>> Start DATASET ENTRIES
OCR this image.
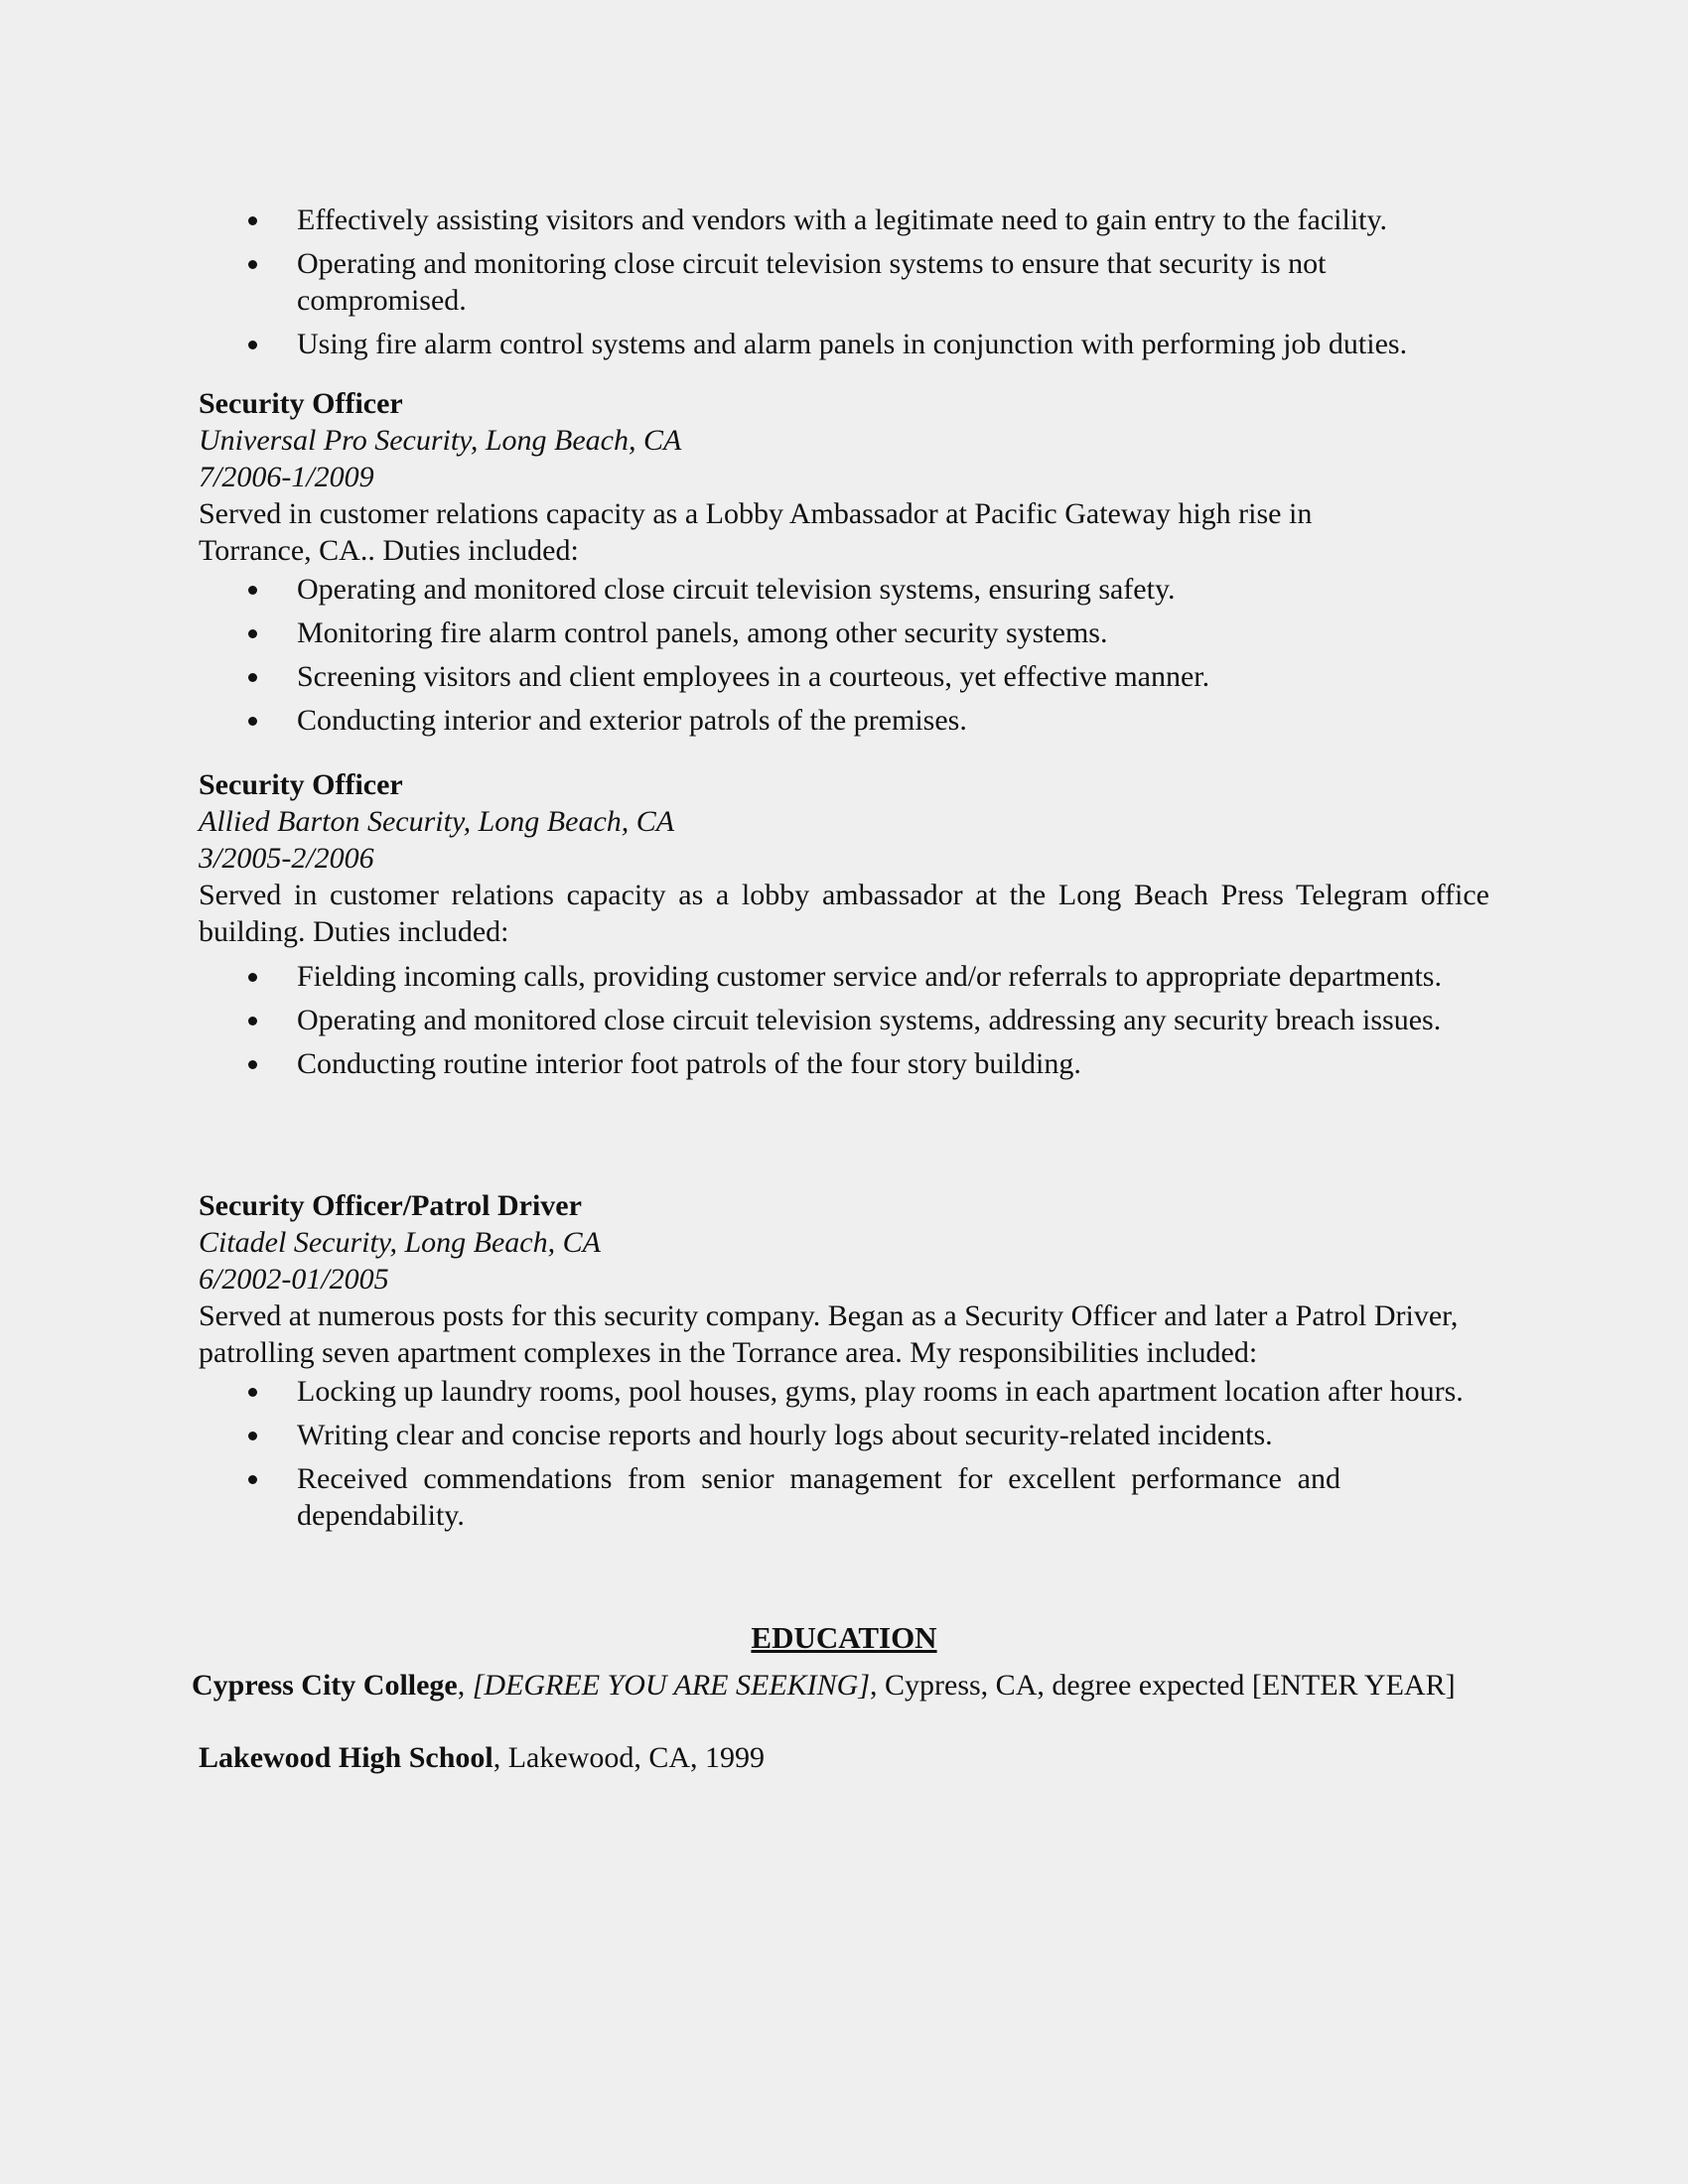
Effectively assisting visitors and vendors with a legitimate need to gain entry to the facility.
Operating and monitoring close circuit television systems to ensure that security is not compromised.
Using fire alarm control systems and alarm panels in conjunction with performing job duties.
Security Officer
Universal Pro Security, Long Beach, CA
7/2006-1/2009
Served in customer relations capacity as a Lobby Ambassador at Pacific Gateway high rise in Torrance, CA.. Duties included:
Operating and monitored close circuit television systems, ensuring safety.
Monitoring fire alarm control panels, among other security systems.
Screening visitors and client employees in a courteous, yet effective manner.
Conducting interior and exterior patrols of the premises.
Security Officer
Allied Barton Security, Long Beach, CA
3/2005-2/2006
Served in customer relations capacity as a lobby ambassador at the Long Beach Press Telegram office building. Duties included:
Fielding incoming calls, providing customer service and/or referrals to appropriate departments.
Operating and monitored close circuit television systems, addressing any security breach issues.
Conducting routine interior foot patrols of the four story building.
Security Officer/Patrol Driver
Citadel Security, Long Beach, CA
6/2002-01/2005
Served at numerous posts for this security company. Began as a Security Officer and later a Patrol Driver, patrolling seven apartment complexes in the Torrance area. My responsibilities included:
Locking up laundry rooms, pool houses, gyms, play rooms in each apartment location after hours.
Writing clear and concise reports and hourly logs about security-related incidents.
Received commendations from senior management for excellent performance and dependability.
EDUCATION
Cypress City College, [DEGREE YOU ARE SEEKING], Cypress, CA, degree expected [ENTER YEAR]
Lakewood High School, Lakewood, CA, 1999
>> End DATASET ENTRIES
> DIRECTIONS: Copy every line of the data exactly as written, excluding the pictures.

> EXERCISE RESPONSE:
OCR this image.
Effectively assisting visitors and vendors with a legitimate need to gain entry to the facility.
Operating and monitoring close circuit television systems to ensure that security is not compromised.
Using fire alarm control systems and alarm panels in conjunction with performing job duties.
Security Officer
Universal Pro Security, Long Beach, CA
7/2006-1/2009
Served in customer relations capacity as a Lobby Ambassador at Pacific Gateway high rise in Torrance, CA.. Duties included:
Operating and monitored close circuit television systems, ensuring safety.
Monitoring fire alarm control panels, among other security systems.
Screening visitors and client employees in a courteous, yet effective manner.
Conducting interior and exterior patrols of the premises.
Security Officer
Allied Barton Security, Long Beach, CA
3/2005-2/2006
Served in customer relations capacity as a lobby ambassador at the Long Beach Press Telegram office building. Duties included:
Fielding incoming calls, providing customer service and/or referrals to appropriate departments.
Operating and monitored close circuit television systems, addressing any security breach issues.
Conducting routine interior foot patrols of the four story building.
Security Officer/Patrol Driver
Citadel Security, Long Beach, CA
6/2002-01/2005
Served at numerous posts for this security company. Began as a Security Officer and later a Patrol Driver, patrolling seven apartment complexes in the Torrance area. My responsibilities included:
Locking up laundry rooms, pool houses, gyms, play rooms in each apartment location after hours.
Writing clear and concise reports and hourly logs about security-related incidents.
Received commendations from senior management for excellent performance and dependability.
EDUCATION
Cypress City College, [DEGREE YOU ARE SEEKING], Cypress, CA, degree expected [ENTER YEAR]
Lakewood High School, Lakewood, CA, 1999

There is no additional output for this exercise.